▶ _Stated exercise_
Report how many lines contain "Auto". Give the number and nothing else.
============================================================
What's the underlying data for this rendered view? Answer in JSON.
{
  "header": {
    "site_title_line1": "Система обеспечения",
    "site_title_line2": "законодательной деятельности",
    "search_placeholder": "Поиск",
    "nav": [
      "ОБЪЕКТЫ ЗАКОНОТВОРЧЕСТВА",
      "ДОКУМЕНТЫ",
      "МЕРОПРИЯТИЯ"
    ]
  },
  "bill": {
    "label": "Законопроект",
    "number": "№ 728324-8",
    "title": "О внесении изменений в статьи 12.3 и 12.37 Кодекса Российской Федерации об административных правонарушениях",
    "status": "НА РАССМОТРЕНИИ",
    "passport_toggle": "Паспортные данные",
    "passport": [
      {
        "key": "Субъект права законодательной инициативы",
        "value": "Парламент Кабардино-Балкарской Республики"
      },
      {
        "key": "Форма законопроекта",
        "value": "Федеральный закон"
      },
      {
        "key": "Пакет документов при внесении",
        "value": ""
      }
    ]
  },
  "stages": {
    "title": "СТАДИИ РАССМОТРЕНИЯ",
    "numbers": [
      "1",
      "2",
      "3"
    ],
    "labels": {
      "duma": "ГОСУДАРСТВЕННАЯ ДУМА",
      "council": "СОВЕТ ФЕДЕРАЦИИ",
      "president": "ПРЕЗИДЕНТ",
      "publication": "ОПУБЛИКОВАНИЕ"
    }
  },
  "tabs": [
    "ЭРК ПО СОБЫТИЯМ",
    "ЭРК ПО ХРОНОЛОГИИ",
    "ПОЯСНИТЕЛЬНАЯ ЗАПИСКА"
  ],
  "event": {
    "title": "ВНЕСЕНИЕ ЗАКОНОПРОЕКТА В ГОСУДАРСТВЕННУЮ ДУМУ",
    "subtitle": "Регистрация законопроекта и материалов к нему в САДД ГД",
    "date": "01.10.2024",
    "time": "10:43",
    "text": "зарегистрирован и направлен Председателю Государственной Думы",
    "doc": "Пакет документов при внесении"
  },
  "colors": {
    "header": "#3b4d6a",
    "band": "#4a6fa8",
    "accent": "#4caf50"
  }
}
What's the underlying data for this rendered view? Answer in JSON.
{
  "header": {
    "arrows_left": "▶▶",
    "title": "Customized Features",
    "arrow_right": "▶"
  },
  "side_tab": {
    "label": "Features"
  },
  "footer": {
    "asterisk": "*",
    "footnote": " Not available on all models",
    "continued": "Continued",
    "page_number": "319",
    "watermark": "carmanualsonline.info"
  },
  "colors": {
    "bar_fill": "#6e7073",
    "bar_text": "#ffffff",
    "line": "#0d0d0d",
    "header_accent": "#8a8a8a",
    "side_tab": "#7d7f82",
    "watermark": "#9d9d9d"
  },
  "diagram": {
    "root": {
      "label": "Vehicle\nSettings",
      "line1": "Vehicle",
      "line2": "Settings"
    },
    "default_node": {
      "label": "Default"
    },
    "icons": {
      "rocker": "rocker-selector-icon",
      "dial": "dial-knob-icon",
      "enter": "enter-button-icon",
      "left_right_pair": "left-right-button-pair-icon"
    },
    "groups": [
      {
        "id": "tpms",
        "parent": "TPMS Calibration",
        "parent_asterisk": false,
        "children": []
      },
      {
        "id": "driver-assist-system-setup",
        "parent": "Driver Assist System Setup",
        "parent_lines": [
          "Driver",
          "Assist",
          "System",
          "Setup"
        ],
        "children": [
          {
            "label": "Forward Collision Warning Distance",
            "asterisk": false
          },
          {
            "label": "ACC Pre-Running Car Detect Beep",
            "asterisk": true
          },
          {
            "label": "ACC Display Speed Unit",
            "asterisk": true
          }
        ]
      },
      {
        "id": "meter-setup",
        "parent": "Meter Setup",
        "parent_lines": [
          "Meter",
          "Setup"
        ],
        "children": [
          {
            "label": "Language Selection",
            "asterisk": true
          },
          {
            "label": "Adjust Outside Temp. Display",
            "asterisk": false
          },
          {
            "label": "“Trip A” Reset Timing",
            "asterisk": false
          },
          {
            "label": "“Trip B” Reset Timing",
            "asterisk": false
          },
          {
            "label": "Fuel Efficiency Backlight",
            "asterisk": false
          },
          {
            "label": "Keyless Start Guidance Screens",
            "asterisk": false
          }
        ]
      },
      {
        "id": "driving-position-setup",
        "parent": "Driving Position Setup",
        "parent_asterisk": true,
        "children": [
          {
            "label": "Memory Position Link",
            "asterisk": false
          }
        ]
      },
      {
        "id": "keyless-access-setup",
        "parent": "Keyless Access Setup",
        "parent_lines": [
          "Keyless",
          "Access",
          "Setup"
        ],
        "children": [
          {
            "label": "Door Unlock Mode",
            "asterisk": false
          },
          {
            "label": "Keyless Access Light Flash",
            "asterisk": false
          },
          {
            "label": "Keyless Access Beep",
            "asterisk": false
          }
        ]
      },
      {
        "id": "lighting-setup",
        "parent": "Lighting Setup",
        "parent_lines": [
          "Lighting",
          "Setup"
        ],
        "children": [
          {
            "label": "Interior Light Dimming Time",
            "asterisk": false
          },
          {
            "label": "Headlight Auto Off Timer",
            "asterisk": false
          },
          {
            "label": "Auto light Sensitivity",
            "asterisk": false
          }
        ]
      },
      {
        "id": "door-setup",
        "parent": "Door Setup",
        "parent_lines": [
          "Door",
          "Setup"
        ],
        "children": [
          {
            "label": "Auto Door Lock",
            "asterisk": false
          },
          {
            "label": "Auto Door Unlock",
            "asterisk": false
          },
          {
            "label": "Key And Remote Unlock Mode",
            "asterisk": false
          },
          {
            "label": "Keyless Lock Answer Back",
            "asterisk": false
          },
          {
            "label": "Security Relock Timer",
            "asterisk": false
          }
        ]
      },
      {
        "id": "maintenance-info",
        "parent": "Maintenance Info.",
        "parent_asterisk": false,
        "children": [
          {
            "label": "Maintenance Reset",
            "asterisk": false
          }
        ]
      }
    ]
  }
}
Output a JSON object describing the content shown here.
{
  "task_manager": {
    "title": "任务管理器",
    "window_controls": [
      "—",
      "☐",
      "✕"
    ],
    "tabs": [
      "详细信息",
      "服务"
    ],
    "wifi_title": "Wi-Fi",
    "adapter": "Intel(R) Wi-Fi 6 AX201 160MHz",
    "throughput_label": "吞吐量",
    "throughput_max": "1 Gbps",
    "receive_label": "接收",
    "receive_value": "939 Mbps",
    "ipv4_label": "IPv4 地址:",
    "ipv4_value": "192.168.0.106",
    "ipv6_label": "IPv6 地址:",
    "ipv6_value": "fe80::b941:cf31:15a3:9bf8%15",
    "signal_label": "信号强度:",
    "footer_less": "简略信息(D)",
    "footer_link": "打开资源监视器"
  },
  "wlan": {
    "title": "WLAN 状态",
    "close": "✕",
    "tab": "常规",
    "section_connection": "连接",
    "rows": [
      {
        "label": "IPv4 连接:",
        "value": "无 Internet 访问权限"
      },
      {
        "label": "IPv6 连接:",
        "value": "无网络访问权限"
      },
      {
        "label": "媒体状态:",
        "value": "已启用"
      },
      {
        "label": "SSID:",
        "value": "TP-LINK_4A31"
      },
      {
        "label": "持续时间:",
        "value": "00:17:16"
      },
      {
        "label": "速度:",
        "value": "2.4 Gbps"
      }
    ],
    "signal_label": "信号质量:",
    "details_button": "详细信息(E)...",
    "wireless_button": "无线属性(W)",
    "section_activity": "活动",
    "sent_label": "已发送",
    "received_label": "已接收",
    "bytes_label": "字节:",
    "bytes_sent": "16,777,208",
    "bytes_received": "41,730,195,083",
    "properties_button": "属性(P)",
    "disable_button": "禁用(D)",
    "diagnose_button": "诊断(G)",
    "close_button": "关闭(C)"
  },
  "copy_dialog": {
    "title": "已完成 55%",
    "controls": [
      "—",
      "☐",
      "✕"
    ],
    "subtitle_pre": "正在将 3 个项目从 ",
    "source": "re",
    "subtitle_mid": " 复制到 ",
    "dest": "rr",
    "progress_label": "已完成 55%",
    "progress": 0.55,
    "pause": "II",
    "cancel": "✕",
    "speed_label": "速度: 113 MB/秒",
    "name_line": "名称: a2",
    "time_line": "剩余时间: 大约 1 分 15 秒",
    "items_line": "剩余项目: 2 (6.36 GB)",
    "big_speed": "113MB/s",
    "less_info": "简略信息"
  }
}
============================================================
▶ _Answer in full_
4